- Work to complete: Copy out the whole Sonatype integrations changes page word for word.

- Extract to read:
Skip to main content

Notable Integrations Changes

This page summarizes the major changes in Sonatype integrations. Note that this is not an exhausted list of all changes across all integrations; detailed change logs are available within each individual integration's main help page. This page focuses only on highlighting major changes.

March 2025

See below to learn more about exciting changes to our integrations in March 2025

Enhanced Prioritization with Integration-Specific Filters

Released March 2025

When navigating to the Priorities view from one of our supported integrations, the results are now automatically filtered to display violating components that directly impact your build. This means you'll immediately see components causing build failures or warnings, eliminating the need to sift through irrelevant data. For example, if you access the Priorities view through Jenkins, the filter will highlight components that caused your Jenkins build to fail. This focused view ensures that you address critical vulnerabilities promptly, streamline your vulnerability management process, and reduce the time spent manually adjusting filters.

February 2025

See below to learn more about exciting changes to our integrations in February 2025

Enhanced Console Output with Lifecycle and Developer Links (IQ CLI)

- Information shown:
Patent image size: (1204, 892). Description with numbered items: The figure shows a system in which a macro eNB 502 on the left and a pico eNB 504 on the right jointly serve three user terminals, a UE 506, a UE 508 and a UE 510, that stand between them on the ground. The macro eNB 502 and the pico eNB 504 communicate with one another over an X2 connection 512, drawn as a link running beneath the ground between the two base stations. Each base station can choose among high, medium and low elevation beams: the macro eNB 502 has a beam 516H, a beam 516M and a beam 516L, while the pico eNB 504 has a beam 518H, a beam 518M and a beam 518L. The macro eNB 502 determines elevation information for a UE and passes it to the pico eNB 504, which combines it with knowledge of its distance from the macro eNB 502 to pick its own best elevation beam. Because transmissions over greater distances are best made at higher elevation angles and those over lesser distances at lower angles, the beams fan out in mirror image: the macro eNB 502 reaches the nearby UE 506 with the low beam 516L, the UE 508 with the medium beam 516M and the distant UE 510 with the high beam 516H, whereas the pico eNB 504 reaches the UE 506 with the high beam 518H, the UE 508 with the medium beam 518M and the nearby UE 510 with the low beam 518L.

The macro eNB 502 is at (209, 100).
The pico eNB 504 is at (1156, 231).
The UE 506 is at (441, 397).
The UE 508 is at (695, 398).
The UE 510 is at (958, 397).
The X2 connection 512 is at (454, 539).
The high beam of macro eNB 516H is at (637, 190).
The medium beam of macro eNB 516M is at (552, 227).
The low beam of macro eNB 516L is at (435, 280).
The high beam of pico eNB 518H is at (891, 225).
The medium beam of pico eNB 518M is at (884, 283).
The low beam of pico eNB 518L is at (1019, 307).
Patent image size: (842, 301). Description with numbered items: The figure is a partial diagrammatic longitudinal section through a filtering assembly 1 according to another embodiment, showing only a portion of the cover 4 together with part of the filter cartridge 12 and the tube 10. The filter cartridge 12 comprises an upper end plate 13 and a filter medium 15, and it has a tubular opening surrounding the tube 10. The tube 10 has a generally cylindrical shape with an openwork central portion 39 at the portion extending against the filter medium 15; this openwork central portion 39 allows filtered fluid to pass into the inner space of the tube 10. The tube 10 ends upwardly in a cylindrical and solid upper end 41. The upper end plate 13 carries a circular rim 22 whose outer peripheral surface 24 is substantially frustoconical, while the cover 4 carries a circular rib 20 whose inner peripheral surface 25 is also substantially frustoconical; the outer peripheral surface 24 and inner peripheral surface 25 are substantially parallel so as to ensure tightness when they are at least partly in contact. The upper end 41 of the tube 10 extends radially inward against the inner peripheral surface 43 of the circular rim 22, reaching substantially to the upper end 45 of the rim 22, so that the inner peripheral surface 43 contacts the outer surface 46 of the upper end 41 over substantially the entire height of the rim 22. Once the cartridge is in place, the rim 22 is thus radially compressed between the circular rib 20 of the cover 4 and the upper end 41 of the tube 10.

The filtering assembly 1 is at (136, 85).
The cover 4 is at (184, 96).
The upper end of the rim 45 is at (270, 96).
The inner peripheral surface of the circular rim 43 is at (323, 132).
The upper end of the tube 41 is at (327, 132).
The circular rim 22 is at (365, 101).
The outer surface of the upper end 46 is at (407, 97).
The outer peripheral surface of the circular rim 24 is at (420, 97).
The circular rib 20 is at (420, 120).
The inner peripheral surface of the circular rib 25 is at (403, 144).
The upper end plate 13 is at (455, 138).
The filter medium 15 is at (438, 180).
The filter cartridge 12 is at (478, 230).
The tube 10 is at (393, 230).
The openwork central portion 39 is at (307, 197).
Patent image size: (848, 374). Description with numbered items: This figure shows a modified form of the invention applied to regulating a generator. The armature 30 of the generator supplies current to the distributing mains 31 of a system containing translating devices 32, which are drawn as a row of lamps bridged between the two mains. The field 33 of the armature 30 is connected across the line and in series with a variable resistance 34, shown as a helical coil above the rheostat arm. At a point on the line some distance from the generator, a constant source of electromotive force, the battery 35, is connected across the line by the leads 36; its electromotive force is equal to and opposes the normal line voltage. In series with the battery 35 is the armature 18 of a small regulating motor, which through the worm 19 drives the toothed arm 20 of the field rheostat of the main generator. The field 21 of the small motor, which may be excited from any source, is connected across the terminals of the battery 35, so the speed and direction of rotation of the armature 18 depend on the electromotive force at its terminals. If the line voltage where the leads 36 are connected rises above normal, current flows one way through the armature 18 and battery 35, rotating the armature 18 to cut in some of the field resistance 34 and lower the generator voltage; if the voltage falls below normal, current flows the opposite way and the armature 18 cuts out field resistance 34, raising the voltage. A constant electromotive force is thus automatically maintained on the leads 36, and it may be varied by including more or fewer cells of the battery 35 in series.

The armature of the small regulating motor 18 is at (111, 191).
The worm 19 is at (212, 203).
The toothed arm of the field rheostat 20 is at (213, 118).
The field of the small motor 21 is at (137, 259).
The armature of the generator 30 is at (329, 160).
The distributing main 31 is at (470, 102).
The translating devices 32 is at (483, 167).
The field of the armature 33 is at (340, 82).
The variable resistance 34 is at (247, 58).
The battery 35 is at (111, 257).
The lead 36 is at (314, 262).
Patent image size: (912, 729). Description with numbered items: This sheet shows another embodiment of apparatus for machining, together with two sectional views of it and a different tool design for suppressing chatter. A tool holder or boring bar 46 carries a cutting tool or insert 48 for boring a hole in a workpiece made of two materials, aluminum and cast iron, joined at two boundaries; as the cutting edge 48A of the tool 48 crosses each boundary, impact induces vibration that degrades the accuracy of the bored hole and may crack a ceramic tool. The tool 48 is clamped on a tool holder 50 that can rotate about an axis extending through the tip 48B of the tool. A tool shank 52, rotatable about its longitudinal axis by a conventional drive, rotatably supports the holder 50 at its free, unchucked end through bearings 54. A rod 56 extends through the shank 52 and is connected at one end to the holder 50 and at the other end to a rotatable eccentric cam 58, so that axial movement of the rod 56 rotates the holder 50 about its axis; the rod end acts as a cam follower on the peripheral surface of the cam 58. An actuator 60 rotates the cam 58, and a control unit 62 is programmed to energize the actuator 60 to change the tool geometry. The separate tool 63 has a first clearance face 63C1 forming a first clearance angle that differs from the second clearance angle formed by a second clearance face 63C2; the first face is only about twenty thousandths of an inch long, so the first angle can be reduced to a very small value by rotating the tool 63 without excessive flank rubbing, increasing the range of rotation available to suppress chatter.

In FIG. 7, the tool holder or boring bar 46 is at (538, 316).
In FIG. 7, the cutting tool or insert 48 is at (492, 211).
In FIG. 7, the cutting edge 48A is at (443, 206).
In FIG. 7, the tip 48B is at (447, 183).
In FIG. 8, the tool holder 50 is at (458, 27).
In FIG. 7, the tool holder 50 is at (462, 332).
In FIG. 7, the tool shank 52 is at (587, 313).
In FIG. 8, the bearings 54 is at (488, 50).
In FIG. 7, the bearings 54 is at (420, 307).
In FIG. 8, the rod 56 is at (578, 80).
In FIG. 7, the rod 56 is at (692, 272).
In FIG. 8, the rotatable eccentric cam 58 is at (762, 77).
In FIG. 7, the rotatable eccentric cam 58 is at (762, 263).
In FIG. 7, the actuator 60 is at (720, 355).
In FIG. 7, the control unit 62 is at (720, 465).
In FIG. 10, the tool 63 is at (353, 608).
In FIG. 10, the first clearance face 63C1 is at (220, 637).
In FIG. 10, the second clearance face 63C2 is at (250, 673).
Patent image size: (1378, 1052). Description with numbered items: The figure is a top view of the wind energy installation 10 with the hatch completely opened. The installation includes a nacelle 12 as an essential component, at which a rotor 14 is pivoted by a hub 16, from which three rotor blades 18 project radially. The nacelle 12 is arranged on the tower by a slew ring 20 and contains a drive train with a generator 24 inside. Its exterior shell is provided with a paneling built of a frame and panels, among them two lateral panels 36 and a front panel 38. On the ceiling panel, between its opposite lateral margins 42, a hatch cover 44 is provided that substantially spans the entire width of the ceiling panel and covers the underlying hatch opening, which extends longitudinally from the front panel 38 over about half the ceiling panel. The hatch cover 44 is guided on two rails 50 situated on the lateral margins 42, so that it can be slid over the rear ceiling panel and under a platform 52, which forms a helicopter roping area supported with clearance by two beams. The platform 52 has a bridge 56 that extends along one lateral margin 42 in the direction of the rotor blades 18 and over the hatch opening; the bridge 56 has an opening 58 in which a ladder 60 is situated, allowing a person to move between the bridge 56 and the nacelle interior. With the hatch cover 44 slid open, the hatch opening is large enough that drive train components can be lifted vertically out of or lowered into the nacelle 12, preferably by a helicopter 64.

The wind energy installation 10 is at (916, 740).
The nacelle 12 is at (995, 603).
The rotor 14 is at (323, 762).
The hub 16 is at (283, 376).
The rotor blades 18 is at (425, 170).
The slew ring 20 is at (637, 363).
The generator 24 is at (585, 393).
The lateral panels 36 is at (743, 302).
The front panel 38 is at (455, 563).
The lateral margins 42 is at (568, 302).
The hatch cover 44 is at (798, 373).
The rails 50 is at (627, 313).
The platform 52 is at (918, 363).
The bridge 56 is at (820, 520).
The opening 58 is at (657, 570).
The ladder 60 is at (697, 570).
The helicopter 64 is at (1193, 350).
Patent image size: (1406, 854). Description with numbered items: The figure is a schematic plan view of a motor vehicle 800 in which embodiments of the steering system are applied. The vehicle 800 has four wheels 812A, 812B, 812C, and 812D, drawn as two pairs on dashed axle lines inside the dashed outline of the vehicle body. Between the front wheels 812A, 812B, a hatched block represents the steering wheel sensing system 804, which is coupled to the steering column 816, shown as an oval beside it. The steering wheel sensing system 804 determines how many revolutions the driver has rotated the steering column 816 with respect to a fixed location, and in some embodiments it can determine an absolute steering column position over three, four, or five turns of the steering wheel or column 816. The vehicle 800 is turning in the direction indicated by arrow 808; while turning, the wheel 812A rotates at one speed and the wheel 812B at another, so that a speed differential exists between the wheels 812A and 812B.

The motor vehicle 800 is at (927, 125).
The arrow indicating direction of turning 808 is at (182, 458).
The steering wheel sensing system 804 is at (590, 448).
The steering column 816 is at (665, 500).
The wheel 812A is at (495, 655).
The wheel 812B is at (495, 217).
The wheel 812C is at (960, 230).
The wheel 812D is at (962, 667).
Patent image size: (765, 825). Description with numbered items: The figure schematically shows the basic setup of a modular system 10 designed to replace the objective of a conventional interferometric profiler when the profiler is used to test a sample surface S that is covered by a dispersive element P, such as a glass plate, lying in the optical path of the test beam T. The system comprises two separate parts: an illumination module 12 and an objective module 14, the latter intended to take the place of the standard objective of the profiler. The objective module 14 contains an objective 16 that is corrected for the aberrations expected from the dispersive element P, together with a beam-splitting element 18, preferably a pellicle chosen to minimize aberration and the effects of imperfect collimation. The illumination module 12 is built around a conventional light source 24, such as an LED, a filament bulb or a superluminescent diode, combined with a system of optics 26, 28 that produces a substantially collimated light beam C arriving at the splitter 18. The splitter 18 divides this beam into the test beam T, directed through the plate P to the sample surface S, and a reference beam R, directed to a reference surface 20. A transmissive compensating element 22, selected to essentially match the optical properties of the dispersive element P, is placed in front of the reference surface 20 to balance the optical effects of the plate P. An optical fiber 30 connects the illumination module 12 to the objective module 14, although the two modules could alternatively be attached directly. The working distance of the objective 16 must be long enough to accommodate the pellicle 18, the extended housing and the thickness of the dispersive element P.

- Exercise output:
Skip to main content

Notable Integrations Changes

This page summarizes the major changes in Sonatype integrations. Note that this is not an exhausted list of all changes across all integrations; detailed change logs are available within each individual integration's main help page. This page focuses only on highlighting major changes.

March 2025

See below to learn more about exciting changes to our integrations in March 2025

Enhanced Prioritization with Integration-Specific Filters

Released March 2025

When navigating to the Priorities view from one of our supported integrations, the results are now automatically filtered to display violating components that directly impact your build. This means you'll immediately see components causing build failures or warnings, eliminating the need to sift through irrelevant data. For example, if you access the Priorities view through Jenkins, the filter will highlight components that caused your Jenkins build to fail. This focused view ensures that you address critical vulnerabilities promptly, streamline your vulnerability management process, and reduce the time spent manually adjusting filters.

February 2025

See below to learn more about exciting changes to our integrations in February 2025

Enhanced Console Output with Lifecycle and Developer Links (IQ CLI)